━━ Task data

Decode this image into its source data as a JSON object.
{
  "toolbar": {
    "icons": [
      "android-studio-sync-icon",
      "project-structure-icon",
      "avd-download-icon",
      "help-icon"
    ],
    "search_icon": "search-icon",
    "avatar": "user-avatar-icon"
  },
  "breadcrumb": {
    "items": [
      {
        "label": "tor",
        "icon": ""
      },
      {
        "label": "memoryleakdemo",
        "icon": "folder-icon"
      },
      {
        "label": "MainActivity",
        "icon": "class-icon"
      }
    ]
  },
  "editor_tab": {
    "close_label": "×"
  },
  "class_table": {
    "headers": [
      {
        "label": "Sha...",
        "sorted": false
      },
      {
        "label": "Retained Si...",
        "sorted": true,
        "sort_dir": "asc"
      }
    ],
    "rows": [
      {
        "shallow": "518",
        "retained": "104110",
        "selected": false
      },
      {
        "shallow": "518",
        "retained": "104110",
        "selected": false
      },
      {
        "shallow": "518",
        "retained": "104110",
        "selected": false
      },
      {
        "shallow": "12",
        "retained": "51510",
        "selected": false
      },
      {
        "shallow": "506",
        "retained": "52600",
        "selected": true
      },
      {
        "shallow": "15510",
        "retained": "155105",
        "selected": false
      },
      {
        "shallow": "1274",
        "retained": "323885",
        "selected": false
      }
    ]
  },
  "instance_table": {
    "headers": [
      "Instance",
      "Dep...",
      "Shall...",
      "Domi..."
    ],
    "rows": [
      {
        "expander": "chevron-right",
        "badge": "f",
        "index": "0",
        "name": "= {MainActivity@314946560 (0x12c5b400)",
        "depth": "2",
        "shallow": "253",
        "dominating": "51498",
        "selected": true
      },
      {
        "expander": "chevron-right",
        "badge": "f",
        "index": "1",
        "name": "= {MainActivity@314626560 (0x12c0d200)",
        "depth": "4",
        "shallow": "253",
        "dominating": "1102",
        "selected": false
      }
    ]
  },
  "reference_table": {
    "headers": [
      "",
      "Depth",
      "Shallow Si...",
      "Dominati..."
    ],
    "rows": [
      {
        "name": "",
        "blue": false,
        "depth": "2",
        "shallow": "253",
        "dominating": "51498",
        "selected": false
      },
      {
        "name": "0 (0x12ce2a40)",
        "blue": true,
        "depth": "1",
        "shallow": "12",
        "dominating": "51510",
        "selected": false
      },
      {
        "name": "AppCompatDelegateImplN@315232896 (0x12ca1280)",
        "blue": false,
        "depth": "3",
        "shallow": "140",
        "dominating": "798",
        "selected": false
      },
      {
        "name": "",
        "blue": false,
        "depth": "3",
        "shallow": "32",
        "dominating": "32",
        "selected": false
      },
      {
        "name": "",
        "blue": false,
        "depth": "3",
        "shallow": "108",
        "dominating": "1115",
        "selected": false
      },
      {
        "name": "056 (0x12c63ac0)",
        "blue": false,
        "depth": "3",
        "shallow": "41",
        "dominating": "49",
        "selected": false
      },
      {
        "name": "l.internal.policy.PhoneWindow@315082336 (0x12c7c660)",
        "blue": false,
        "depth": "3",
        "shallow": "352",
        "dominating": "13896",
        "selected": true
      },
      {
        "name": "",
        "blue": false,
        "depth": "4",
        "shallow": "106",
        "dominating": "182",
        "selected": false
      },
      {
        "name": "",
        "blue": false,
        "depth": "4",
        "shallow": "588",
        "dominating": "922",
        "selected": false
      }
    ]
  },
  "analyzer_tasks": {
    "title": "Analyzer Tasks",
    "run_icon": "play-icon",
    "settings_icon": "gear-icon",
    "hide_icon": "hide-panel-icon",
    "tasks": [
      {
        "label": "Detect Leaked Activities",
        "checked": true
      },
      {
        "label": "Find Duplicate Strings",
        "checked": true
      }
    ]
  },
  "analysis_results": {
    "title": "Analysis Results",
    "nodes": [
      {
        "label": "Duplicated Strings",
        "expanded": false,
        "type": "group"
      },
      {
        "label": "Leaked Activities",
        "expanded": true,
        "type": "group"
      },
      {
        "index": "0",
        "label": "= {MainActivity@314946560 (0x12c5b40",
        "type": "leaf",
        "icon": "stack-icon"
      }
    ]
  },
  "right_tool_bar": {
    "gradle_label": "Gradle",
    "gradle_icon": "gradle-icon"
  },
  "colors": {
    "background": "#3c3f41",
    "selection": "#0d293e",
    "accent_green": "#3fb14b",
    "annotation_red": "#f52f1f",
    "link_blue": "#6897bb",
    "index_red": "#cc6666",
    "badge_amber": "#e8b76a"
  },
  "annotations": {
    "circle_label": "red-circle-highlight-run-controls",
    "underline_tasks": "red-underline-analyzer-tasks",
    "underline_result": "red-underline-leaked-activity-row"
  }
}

━━━━

Above are the records; retype every one exactly.

Decode this image into its source data as a JSON object.
{
  "toolbar": {
    "icons": [
      "android-studio-sync-icon",
      "project-structure-icon",
      "avd-download-icon",
      "help-icon"
    ],
    "search_icon": "search-icon",
    "avatar": "user-avatar-icon"
  },
  "breadcrumb": {
    "items": [
      {
        "label": "tor",
        "icon": ""
      },
      {
        "label": "memoryleakdemo",
        "icon": "folder-icon"
      },
      {
        "label": "MainActivity",
        "icon": "class-icon"
      }
    ]
  },
  "editor_tab": {
    "close_label": "×"
  },
  "class_table": {
    "headers": [
      {
        "label": "Sha...",
        "sorted": false
      },
      {
        "label": "Retained Si...",
        "sorted": true,
        "sort_dir": "asc"
      }
    ],
    "rows": [
      {
        "shallow": "518",
        "retained": "104110",
        "selected": false
      },
      {
        "shallow": "518",
        "retained": "104110",
        "selected": false
      },
      {
        "shallow": "518",
        "retained": "104110",
        "selected": false
      },
      {
        "shallow": "12",
        "retained": "51510",
        "selected": false
      },
      {
        "shallow": "506",
        "retained": "52600",
        "selected": true
      },
      {
        "shallow": "15510",
        "retained": "155105",
        "selected": false
      },
      {
        "shallow": "1274",
        "retained": "323885",
        "selected": false
      }
    ]
  },
  "instance_table": {
    "headers": [
      "Instance",
      "Dep...",
      "Shall...",
      "Domi..."
    ],
    "rows": [
      {
        "expander": "chevron-right",
        "badge": "f",
        "index": "0",
        "name": "= {MainActivity@314946560 (0x12c5b400)",
        "depth": "2",
        "shallow": "253",
        "dominating": "51498",
        "selected": true
      },
      {
        "expander": "chevron-right",
        "badge": "f",
        "index": "1",
        "name": "= {MainActivity@314626560 (0x12c0d200)",
        "depth": "4",
        "shallow": "253",
        "dominating": "1102",
        "selected": false
      }
    ]
  },
  "reference_table": {
    "headers": [
      "",
      "Depth",
      "Shallow Si...",
      "Dominati..."
    ],
    "rows": [
      {
        "name": "",
        "blue": false,
        "depth": "2",
        "shallow": "253",
        "dominating": "51498",
        "selected": false
      },
      {
        "name": "0 (0x12ce2a40)",
        "blue": true,
        "depth": "1",
        "shallow": "12",
        "dominating": "51510",
        "selected": false
      },
      {
        "name": "AppCompatDelegateImplN@315232896 (0x12ca1280)",
        "blue": false,
        "depth": "3",
        "shallow": "140",
        "dominating": "798",
        "selected": false
      },
      {
        "name": "",
        "blue": false,
        "depth": "3",
        "shallow": "32",
        "dominating": "32",
        "selected": false
      },
      {
        "name": "",
        "blue": false,
        "depth": "3",
        "shallow": "108",
        "dominating": "1115",
        "selected": false
      },
      {
        "name": "056 (0x12c63ac0)",
        "blue": false,
        "depth": "3",
        "shallow": "41",
        "dominating": "49",
        "selected": false
      },
      {
        "name": "l.internal.policy.PhoneWindow@315082336 (0x12c7c660)",
        "blue": false,
        "depth": "3",
        "shallow": "352",
        "dominating": "13896",
        "selected": true
      },
      {
        "name": "",
        "blue": false,
        "depth": "4",
        "shallow": "106",
        "dominating": "182",
        "selected": false
      },
      {
        "name": "",
        "blue": false,
        "depth": "4",
        "shallow": "588",
        "dominating": "922",
        "selected": false
      }
    ]
  },
  "analyzer_tasks": {
    "title": "Analyzer Tasks",
    "run_icon": "play-icon",
    "settings_icon": "gear-icon",
    "hide_icon": "hide-panel-icon",
    "tasks": [
      {
        "label": "Detect Leaked Activities",
        "checked": true
      },
      {
        "label": "Find Duplicate Strings",
        "checked": true
      }
    ]
  },
  "analysis_results": {
    "title": "Analysis Results",
    "nodes": [
      {
        "label": "Duplicated Strings",
        "expanded": false,
        "type": "group"
      },
      {
        "label": "Leaked Activities",
        "expanded": true,
        "type": "group"
      },
      {
        "index": "0",
        "label": "= {MainActivity@314946560 (0x12c5b40",
        "type": "leaf",
        "icon": "stack-icon"
      }
    ]
  },
  "right_tool_bar": {
    "gradle_label": "Gradle",
    "gradle_icon": "gradle-icon"
  },
  "colors": {
    "background": "#3c3f41",
    "selection": "#0d293e",
    "accent_green": "#3fb14b",
    "annotation_red": "#f52f1f",
    "link_blue": "#6897bb",
    "index_red": "#cc6666",
    "badge_amber": "#e8b76a"
  },
  "annotations": {
    "circle_label": "red-circle-highlight-run-controls",
    "underline_tasks": "red-underline-analyzer-tasks",
    "underline_result": "red-underline-leaked-activity-row"
  }
}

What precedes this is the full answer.